** What you are asked to do **
Output exactly the lines between the line that contains "Decode this chart: output" and the last line of the material, counting both.

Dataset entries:
+++
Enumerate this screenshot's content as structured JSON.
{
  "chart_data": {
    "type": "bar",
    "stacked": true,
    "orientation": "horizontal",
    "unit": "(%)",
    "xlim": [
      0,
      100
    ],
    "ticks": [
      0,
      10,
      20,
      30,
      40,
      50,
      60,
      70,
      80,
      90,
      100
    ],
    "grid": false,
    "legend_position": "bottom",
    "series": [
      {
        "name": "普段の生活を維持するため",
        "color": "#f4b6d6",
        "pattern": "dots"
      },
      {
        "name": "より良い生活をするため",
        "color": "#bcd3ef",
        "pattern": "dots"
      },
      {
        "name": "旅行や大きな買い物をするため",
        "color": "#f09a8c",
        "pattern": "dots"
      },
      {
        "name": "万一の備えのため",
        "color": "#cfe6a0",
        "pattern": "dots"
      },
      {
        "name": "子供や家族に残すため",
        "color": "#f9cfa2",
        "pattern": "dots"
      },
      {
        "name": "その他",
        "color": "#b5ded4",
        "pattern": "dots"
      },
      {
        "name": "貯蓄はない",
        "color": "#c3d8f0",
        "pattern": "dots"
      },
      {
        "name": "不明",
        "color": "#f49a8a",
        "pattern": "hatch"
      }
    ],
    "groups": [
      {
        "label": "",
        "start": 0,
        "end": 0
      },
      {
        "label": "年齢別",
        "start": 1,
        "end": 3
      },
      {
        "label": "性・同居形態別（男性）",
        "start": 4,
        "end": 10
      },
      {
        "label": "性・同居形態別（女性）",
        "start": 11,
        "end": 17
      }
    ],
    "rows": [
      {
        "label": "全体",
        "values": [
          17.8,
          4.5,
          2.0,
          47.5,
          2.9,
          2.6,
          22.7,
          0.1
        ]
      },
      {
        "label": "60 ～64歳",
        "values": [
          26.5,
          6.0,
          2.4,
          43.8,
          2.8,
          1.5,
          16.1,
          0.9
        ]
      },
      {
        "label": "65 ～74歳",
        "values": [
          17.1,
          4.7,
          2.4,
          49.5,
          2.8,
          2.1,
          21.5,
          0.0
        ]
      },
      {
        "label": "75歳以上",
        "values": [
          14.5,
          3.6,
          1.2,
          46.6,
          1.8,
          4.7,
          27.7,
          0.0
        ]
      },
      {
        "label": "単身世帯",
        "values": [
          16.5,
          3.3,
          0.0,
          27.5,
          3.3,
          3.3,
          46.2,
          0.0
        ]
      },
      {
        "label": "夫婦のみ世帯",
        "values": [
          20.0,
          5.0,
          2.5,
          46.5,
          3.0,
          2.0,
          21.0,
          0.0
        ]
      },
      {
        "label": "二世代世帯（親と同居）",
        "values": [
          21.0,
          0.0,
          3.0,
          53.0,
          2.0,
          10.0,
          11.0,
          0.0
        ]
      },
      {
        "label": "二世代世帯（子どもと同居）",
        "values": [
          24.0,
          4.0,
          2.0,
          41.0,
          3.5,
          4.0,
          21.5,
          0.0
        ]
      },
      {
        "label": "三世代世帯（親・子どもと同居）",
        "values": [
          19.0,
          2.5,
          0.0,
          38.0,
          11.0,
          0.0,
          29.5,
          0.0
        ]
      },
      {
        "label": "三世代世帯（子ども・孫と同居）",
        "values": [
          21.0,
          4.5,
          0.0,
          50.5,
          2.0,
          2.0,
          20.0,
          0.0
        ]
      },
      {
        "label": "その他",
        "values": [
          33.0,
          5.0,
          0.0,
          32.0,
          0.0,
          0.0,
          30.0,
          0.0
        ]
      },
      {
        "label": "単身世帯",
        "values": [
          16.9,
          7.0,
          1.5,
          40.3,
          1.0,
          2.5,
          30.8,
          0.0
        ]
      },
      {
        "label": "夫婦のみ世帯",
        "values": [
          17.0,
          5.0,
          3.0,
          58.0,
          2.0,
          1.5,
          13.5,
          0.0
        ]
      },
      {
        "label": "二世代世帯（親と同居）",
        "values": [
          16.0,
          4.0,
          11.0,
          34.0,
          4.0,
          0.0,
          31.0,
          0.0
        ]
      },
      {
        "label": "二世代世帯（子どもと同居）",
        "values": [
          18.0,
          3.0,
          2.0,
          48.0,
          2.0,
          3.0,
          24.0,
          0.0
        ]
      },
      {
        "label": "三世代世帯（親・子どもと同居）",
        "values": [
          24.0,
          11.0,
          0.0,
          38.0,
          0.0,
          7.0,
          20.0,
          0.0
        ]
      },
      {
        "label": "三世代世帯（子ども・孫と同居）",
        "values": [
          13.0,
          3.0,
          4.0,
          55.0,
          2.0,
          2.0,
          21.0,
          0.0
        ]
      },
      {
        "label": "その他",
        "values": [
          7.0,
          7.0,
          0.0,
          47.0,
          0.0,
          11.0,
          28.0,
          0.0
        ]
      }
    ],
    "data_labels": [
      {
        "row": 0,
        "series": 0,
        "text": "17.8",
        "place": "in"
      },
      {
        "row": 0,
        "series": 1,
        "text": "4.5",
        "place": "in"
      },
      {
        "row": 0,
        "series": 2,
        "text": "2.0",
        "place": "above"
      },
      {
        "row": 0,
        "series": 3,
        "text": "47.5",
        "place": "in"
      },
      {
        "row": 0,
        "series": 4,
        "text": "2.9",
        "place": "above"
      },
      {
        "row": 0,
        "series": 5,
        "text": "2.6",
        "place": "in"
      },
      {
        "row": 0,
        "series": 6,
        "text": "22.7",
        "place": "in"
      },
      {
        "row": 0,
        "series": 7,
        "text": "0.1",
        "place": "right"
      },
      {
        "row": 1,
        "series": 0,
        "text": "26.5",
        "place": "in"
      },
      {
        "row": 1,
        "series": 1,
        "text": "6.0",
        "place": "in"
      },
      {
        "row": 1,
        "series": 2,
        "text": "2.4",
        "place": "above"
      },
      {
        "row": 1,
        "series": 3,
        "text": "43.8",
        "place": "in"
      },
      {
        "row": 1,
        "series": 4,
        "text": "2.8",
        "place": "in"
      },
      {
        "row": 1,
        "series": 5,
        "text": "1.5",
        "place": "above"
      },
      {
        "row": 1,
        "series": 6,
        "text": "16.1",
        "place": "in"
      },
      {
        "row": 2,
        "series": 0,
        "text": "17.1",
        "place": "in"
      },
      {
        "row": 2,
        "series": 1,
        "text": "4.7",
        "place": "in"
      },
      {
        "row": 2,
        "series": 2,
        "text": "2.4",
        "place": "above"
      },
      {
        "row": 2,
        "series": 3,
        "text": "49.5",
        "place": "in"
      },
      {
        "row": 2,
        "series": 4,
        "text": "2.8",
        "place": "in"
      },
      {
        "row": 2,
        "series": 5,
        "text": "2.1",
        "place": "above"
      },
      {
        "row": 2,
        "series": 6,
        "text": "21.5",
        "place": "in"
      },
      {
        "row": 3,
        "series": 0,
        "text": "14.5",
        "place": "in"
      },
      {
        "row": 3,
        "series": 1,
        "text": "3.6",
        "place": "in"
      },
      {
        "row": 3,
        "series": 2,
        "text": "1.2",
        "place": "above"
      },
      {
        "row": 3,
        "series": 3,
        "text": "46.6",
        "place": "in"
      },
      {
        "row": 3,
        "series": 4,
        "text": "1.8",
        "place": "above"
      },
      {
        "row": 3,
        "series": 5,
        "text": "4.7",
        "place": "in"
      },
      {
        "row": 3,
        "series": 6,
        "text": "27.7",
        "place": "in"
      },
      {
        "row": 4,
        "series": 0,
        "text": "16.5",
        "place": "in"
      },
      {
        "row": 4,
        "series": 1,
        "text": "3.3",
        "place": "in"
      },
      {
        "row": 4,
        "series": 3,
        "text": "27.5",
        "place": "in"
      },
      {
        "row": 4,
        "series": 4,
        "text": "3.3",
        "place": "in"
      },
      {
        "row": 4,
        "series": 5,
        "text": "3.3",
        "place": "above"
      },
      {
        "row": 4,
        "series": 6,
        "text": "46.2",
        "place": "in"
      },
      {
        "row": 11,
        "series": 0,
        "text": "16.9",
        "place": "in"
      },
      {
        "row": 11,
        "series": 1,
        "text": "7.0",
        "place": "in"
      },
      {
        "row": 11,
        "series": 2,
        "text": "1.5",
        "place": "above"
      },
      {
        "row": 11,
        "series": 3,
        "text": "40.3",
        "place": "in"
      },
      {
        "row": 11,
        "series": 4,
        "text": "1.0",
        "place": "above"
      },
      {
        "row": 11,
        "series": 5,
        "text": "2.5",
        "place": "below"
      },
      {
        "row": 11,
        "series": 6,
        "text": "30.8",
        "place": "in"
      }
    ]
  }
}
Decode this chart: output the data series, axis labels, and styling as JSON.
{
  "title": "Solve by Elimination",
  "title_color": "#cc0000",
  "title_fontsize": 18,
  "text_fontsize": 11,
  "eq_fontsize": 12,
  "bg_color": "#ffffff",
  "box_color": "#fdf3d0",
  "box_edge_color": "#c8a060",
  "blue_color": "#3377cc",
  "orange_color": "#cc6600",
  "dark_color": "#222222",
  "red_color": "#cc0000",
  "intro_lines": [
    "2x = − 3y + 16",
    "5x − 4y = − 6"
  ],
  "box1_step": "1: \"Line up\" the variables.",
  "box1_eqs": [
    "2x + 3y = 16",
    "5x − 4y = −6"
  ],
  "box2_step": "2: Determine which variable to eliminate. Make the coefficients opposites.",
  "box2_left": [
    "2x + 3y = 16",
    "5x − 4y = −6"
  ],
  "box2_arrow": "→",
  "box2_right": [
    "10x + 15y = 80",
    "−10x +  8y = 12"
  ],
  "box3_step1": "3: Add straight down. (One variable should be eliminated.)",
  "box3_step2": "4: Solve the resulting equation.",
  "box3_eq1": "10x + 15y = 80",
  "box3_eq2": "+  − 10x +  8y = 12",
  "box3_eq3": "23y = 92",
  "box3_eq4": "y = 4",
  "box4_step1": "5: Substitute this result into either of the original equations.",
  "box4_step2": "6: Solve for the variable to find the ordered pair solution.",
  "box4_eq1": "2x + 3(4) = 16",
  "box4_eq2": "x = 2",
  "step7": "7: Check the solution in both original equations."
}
+++
** Response for this exercise **
Decode this chart: output the data series, axis labels, and styling as JSON.
{
  "title": "Solve by Elimination",
  "title_color": "#cc0000",
  "title_fontsize": 18,
  "text_fontsize": 11,
  "eq_fontsize": 12,
  "bg_color": "#ffffff",
  "box_color": "#fdf3d0",
  "box_edge_color": "#c8a060",
  "blue_color": "#3377cc",
  "orange_color": "#cc6600",
  "dark_color": "#222222",
  "red_color": "#cc0000",
  "intro_lines": [
    "2x = − 3y + 16",
    "5x − 4y = − 6"
  ],
  "box1_step": "1: \"Line up\" the variables.",
  "box1_eqs": [
    "2x + 3y = 16",
    "5x − 4y = −6"
  ],
  "box2_step": "2: Determine which variable to eliminate. Make the coefficients opposites.",
  "box2_left": [
    "2x + 3y = 16",
    "5x − 4y = −6"
  ],
  "box2_arrow": "→",
  "box2_right": [
    "10x + 15y = 80",
    "−10x +  8y = 12"
  ],
  "box3_step1": "3: Add straight down. (One variable should be eliminated.)",
  "box3_step2": "4: Solve the resulting equation.",
  "box3_eq1": "10x + 15y = 80",
  "box3_eq2": "+  − 10x +  8y = 12",
  "box3_eq3": "23y = 92",
  "box3_eq4": "y = 4",
  "box4_step1": "5: Substitute this result into either of the original equations.",
  "box4_step2": "6: Solve for the variable to find the ordered pair solution.",
  "box4_eq1": "2x + 3(4) = 16",
  "box4_eq2": "x = 2",
  "step7": "7: Check the solution in both original equations."
}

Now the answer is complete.